What is being asked >>
Copy each line below that contains "рынкам".

Provided material >>
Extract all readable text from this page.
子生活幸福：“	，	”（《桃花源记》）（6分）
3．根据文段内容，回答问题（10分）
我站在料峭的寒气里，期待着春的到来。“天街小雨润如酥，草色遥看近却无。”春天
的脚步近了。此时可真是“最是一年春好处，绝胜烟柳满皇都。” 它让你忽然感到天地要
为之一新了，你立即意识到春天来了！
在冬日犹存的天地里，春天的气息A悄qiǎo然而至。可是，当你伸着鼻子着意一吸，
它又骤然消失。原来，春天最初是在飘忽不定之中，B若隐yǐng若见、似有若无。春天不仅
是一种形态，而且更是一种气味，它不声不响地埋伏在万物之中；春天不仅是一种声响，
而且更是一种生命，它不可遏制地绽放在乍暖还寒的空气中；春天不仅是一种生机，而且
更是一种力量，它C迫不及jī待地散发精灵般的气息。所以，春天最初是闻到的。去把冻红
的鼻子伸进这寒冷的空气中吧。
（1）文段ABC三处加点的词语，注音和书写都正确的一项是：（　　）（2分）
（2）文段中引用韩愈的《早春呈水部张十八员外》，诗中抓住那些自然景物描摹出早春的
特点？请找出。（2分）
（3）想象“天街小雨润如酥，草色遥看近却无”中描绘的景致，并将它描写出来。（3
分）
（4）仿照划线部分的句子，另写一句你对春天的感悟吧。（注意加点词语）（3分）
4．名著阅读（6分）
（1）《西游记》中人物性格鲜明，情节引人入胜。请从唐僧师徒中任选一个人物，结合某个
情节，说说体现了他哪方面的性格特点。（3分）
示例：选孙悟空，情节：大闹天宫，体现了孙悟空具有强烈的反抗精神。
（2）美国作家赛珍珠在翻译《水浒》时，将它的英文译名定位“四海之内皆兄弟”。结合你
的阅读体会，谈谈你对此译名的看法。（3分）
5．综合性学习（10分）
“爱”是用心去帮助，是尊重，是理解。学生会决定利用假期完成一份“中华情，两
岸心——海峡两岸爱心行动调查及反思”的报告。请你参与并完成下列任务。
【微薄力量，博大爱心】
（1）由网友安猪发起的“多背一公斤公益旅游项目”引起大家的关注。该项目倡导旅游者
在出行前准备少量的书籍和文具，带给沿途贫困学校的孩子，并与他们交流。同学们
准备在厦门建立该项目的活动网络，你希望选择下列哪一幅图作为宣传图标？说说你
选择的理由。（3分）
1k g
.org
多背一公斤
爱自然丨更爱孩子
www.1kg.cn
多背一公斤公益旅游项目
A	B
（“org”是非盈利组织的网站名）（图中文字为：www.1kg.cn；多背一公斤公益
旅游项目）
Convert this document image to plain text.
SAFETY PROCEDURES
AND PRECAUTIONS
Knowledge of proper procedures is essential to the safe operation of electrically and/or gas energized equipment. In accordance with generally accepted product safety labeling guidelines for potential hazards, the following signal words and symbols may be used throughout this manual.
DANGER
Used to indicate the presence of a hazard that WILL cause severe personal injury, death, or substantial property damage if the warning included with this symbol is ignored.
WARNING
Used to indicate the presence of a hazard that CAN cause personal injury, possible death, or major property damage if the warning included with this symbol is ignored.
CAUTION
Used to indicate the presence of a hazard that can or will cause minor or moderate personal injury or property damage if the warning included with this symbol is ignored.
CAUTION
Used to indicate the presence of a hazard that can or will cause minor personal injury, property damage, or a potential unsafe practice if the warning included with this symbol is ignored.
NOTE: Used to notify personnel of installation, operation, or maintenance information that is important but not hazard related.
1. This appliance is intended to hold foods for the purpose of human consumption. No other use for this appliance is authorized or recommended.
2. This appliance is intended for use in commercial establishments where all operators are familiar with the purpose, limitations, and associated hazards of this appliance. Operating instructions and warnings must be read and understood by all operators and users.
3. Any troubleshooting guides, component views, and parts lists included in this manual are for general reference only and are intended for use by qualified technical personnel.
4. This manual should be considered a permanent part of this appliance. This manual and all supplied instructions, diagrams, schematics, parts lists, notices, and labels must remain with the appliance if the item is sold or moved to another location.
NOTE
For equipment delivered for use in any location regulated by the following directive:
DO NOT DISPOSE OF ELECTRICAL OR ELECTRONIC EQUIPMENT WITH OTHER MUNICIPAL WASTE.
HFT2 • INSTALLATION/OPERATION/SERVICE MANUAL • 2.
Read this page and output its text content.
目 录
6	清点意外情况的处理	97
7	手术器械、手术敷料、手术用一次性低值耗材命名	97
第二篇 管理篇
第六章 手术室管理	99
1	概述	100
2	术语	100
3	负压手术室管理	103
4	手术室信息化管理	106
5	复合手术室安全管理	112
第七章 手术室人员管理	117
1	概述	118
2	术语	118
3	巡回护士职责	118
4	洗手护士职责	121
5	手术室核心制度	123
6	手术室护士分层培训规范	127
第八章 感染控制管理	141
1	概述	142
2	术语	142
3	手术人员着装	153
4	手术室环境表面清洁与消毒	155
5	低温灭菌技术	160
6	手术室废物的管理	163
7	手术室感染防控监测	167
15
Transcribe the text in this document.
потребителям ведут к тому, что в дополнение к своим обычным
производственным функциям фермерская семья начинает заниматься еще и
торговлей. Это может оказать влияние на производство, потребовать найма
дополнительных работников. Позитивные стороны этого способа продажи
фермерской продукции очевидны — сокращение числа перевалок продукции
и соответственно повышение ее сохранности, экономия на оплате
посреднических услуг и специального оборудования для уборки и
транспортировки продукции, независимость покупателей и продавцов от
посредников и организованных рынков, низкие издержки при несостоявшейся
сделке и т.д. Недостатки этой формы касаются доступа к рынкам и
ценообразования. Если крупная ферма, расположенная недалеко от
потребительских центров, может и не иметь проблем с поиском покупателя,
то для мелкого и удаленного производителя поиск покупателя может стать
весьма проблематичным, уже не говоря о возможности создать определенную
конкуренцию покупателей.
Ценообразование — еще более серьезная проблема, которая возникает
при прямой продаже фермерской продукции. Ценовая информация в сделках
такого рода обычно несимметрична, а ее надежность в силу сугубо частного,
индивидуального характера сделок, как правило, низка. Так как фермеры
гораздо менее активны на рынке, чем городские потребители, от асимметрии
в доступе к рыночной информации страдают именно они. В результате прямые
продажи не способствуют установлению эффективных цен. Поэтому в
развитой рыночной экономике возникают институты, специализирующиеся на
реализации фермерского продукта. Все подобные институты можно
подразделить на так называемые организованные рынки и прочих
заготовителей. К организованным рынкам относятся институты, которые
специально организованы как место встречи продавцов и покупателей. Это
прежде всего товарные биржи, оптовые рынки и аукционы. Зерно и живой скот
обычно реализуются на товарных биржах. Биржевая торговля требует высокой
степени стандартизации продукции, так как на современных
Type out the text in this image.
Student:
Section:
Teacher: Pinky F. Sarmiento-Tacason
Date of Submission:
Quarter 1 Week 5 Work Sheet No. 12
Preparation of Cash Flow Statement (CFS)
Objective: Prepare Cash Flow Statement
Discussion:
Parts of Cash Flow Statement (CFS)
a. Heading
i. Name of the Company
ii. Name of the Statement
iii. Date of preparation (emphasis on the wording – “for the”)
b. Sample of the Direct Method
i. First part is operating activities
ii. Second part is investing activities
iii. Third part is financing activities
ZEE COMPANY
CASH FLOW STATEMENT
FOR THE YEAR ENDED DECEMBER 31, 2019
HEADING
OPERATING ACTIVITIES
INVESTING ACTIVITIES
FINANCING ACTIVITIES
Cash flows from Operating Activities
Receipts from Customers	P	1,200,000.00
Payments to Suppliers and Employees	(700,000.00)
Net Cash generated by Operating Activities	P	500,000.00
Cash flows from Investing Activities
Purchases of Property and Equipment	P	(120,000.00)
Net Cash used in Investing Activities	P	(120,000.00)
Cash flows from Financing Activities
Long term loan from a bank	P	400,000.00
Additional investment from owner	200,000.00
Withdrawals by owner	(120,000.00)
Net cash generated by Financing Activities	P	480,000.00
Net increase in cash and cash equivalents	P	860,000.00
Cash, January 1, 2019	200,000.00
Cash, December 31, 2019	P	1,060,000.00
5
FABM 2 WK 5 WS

Correct result >>
сделке и т.д. Недостатки этой формы касаются доступа к рынкам и
заготовителей. К организованным рынкам относятся институты, которые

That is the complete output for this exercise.